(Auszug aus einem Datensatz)
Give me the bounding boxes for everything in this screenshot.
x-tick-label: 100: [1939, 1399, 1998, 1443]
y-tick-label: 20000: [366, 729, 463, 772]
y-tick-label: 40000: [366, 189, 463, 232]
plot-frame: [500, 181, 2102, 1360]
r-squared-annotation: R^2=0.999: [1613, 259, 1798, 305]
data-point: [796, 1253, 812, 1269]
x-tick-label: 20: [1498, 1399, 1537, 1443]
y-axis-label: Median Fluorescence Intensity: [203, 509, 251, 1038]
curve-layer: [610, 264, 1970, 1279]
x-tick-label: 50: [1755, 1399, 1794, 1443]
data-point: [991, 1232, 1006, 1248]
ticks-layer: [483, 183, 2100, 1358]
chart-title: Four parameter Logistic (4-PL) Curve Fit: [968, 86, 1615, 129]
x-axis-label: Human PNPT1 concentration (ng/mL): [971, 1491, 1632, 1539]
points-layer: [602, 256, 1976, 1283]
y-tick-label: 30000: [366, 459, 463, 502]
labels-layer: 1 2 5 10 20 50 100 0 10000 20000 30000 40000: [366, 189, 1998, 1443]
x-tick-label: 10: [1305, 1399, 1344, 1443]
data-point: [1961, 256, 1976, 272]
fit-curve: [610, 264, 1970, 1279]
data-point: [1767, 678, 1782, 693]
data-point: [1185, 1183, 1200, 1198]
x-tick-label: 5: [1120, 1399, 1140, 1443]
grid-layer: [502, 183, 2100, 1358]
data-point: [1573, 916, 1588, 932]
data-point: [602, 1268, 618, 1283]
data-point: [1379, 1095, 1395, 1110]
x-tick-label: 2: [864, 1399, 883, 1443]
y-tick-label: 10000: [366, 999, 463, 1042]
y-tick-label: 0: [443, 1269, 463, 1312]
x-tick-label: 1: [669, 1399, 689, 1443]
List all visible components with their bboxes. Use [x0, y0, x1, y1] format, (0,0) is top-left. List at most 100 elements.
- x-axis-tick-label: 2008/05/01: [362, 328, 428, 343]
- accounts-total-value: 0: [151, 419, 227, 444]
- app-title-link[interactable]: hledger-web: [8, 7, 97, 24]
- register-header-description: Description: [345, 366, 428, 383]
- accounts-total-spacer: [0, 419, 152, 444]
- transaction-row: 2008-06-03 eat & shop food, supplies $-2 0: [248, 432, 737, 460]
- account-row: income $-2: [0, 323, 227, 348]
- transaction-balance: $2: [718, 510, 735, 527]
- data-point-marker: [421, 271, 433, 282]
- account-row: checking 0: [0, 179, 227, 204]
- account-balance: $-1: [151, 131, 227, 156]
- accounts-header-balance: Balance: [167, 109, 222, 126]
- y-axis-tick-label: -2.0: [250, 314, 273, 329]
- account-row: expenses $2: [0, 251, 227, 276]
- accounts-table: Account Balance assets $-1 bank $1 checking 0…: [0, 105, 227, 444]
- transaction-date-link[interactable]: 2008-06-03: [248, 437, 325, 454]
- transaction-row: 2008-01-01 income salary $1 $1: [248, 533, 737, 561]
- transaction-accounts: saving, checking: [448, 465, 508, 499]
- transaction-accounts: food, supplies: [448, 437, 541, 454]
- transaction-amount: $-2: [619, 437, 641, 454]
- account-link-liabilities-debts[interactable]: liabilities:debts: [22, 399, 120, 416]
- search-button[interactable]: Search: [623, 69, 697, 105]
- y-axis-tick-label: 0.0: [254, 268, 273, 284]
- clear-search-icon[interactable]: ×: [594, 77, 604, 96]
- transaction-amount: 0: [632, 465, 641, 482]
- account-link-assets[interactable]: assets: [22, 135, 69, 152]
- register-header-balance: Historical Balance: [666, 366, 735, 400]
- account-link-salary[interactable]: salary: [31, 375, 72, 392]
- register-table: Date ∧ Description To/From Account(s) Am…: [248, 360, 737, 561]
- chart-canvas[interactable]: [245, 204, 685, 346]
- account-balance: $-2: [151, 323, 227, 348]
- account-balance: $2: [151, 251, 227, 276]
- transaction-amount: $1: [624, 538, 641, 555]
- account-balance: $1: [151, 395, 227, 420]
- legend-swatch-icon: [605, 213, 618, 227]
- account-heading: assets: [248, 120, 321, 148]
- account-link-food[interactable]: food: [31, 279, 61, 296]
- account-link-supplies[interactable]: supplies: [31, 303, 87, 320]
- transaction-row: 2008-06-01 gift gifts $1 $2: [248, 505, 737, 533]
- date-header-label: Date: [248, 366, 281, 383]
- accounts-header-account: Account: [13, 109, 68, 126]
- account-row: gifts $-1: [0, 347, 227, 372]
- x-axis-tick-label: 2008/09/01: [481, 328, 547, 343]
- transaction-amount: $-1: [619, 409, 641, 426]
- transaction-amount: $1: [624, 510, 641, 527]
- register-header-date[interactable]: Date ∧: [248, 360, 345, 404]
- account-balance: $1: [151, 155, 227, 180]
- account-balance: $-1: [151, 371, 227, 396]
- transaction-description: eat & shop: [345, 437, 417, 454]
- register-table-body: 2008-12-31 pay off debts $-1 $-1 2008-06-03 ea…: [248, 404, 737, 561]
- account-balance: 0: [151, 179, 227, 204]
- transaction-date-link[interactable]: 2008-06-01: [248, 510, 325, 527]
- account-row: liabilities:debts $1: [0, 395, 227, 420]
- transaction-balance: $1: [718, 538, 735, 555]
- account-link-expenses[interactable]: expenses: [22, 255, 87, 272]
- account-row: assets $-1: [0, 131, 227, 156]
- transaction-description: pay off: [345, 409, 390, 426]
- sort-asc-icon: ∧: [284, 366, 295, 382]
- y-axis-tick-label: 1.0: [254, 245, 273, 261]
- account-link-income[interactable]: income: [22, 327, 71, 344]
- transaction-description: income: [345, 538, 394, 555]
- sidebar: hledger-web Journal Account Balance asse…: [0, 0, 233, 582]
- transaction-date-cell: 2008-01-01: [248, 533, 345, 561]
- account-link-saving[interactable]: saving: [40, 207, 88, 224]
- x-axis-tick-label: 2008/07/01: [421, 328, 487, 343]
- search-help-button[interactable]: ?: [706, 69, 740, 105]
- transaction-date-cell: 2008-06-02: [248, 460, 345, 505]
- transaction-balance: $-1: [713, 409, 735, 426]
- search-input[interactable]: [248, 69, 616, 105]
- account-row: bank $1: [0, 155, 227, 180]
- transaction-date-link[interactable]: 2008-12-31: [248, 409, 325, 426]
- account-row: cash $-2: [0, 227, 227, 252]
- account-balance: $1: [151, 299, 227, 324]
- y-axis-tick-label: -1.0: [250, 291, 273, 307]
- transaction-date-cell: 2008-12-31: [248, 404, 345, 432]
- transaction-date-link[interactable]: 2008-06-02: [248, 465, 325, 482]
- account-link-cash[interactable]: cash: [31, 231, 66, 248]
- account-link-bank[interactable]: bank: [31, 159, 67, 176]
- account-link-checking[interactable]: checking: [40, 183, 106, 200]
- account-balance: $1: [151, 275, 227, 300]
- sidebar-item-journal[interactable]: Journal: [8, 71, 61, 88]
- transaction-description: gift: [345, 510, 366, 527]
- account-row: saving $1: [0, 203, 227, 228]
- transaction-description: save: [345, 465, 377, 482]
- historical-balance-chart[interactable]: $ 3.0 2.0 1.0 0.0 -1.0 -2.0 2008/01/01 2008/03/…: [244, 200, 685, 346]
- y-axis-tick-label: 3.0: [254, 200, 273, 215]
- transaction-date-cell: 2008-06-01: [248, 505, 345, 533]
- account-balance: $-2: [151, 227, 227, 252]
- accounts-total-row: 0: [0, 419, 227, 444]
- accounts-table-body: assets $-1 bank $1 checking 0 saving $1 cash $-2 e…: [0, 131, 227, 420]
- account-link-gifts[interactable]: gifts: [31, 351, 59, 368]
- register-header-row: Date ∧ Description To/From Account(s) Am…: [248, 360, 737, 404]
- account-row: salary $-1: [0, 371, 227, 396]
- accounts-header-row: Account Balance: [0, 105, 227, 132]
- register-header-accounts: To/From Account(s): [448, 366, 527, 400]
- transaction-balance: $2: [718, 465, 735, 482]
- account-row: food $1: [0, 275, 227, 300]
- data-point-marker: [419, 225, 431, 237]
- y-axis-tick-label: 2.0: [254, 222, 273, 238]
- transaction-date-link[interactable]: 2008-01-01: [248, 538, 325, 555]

## Deine Anweisungen
Gib die Zeilen vom Anfang des Materials bis zur Zeile mit "x-tick-label: 20: [1498, 1399, 1537, 1443]", diese eingeschlossen, unverändert aus.

## Antwort zur Aufgabe
Give me the bounding boxes for everything in this screenshot.
x-tick-label: 100: [1939, 1399, 1998, 1443]
y-tick-label: 20000: [366, 729, 463, 772]
y-tick-label: 40000: [366, 189, 463, 232]
plot-frame: [500, 181, 2102, 1360]
r-squared-annotation: R^2=0.999: [1613, 259, 1798, 305]
data-point: [796, 1253, 812, 1269]
x-tick-label: 20: [1498, 1399, 1537, 1443]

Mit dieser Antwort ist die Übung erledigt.